START INPUT ROWS

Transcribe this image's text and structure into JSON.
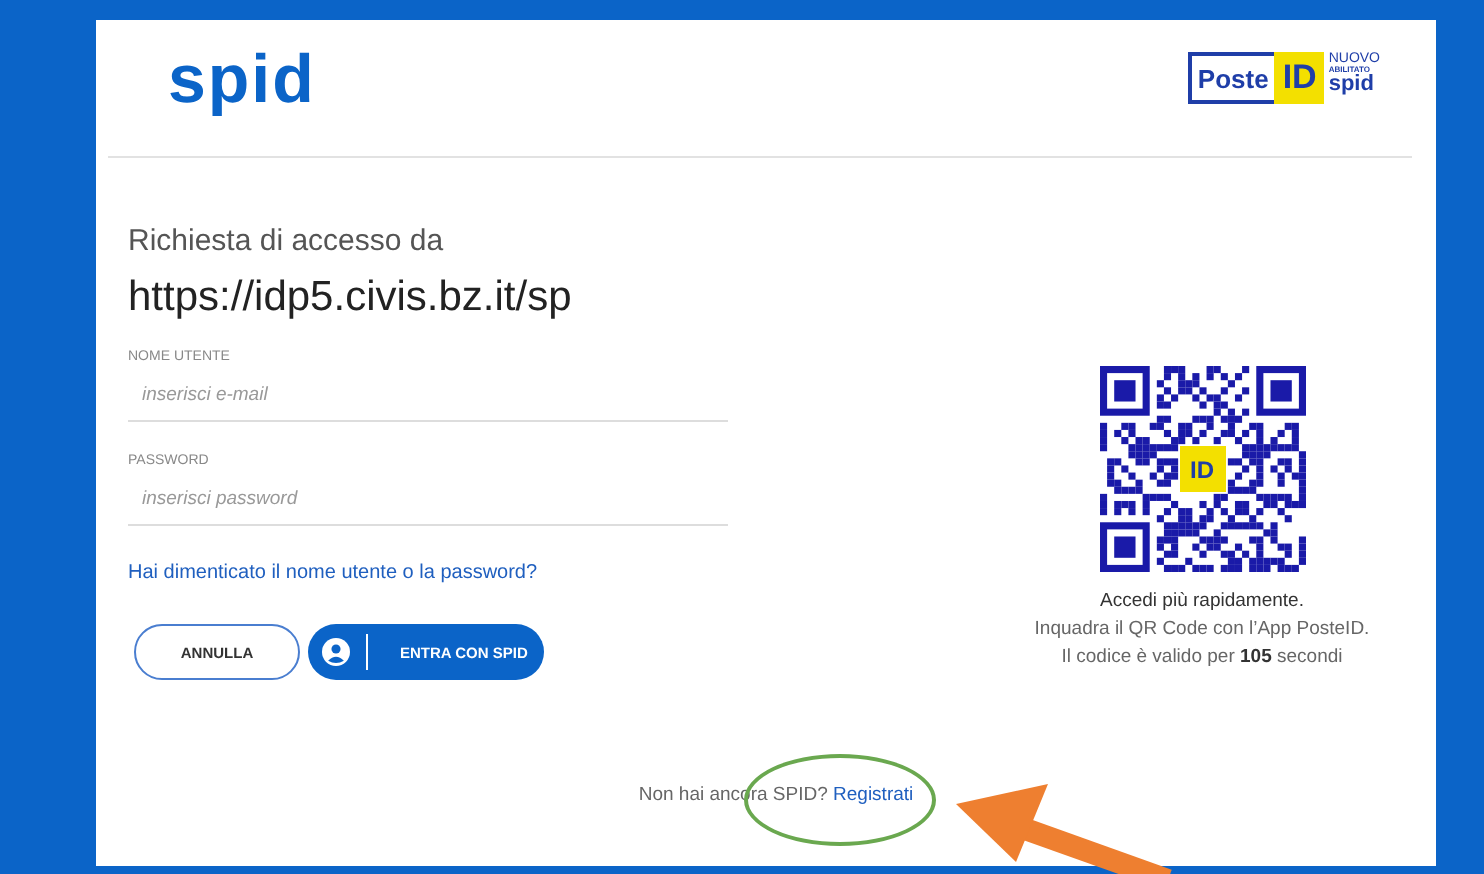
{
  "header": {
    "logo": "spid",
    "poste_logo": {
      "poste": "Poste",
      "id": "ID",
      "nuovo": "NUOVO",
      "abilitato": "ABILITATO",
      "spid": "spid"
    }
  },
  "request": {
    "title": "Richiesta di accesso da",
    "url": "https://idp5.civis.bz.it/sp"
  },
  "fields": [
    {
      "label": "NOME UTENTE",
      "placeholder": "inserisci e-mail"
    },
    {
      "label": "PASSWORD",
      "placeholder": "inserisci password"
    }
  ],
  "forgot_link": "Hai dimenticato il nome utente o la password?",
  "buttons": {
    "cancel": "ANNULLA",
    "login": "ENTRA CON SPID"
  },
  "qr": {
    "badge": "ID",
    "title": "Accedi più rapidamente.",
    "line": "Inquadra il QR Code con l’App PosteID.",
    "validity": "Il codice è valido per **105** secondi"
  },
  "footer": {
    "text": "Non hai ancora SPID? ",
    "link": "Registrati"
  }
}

END INPUT ROWS
START INPUT ROWS

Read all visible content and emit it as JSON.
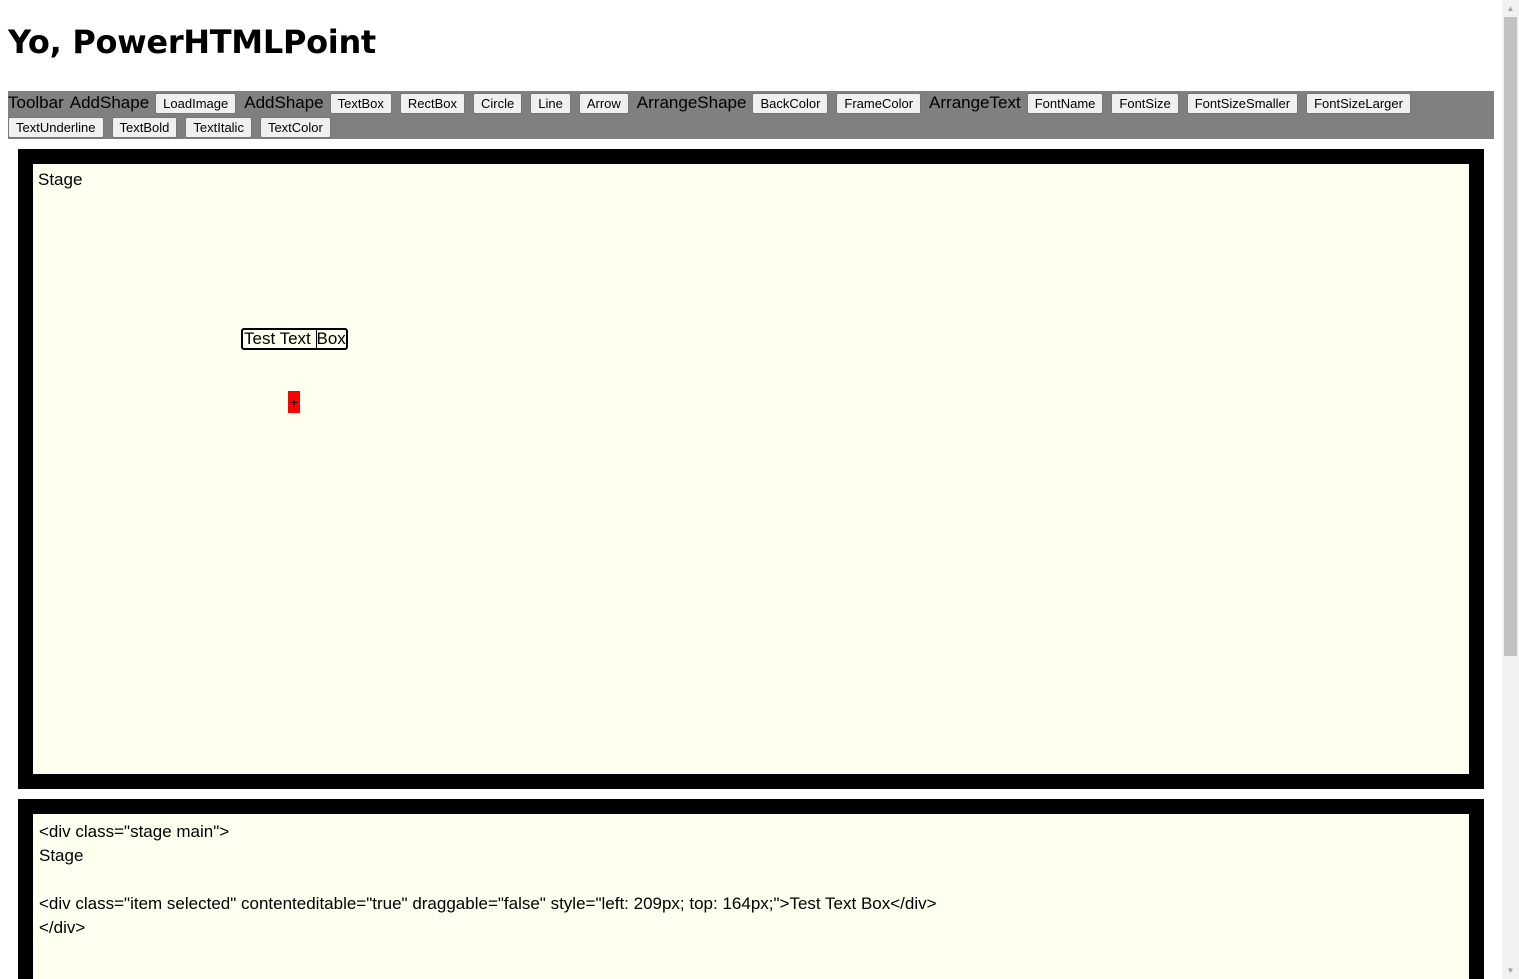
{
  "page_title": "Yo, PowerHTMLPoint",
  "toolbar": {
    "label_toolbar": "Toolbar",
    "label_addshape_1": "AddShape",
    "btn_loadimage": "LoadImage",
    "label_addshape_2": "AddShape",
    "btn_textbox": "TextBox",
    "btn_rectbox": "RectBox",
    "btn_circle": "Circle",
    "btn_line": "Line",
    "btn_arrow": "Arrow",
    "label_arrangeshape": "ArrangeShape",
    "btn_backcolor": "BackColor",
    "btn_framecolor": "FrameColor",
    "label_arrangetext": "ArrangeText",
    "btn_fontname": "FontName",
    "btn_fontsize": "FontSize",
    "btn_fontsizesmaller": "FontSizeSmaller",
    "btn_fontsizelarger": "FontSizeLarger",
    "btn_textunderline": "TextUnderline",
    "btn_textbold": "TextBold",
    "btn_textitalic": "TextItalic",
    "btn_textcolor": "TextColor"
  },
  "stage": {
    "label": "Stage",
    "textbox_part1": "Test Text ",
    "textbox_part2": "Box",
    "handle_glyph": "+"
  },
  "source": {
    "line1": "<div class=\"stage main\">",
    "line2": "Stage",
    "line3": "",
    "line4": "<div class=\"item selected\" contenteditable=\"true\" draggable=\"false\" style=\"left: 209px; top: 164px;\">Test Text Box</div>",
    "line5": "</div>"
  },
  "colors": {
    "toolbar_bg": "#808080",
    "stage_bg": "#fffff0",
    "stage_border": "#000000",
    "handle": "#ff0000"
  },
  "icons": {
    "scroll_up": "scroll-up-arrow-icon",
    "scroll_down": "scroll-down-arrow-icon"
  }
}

END INPUT ROWS

## [OBJECTIVE]
All lines of the data above that include the word "scroll" must be shown.

## [COMPLETED TASK]
    "scroll_up": "scroll-up-arrow-icon",
    "scroll_down": "scroll-down-arrow-icon"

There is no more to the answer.